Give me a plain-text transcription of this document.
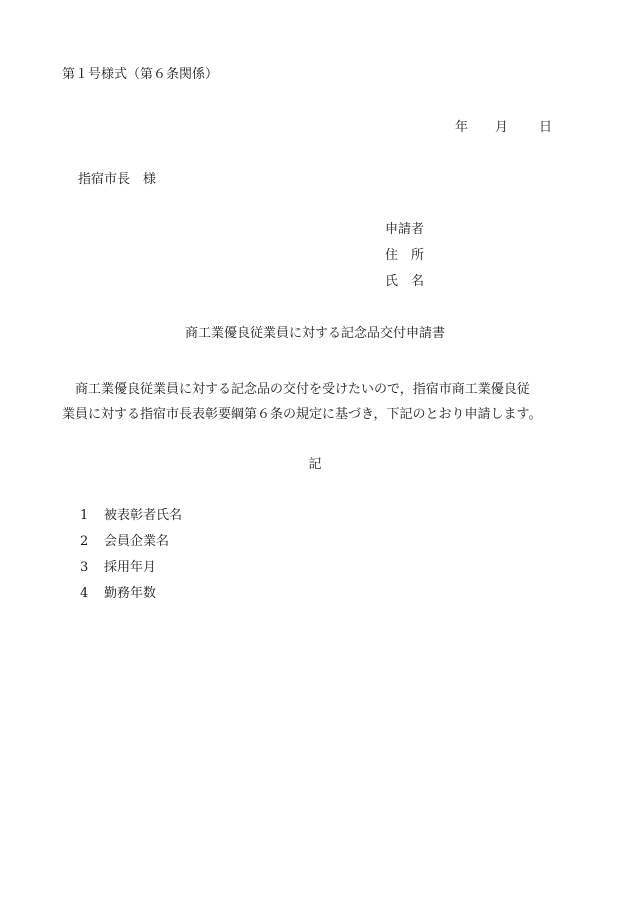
第１号様式（第６条関係）
年 月 日
指宿市長　様
申請者
住　所
氏　名
商工業優良従業員に対する記念品交付申請書

　商工業優良従業員に対する記念品の交付を受けたいので，指宿市商工業優良従

業員に対する指宿市長表彰要綱第６条の規定に基づき，下記のとおり申請します。

記
1 被表彰者氏名
2 会員企業名
3 採用年月
4 勤務年数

* * *

◆ **Aim**:
Could you repeat all of the material exactly? Pictures should not be copied.

◆ **Exercise output**:
Give me a plain-text transcription of this document.
第１号様式（第６条関係）
年 月 日
指宿市長　様
申請者
住　所
氏　名
商工業優良従業員に対する記念品交付申請書

　商工業優良従業員に対する記念品の交付を受けたいので，指宿市商工業優良従

業員に対する指宿市長表彰要綱第６条の規定に基づき，下記のとおり申請します。

記
1 被表彰者氏名
2 会員企業名
3 採用年月
4 勤務年数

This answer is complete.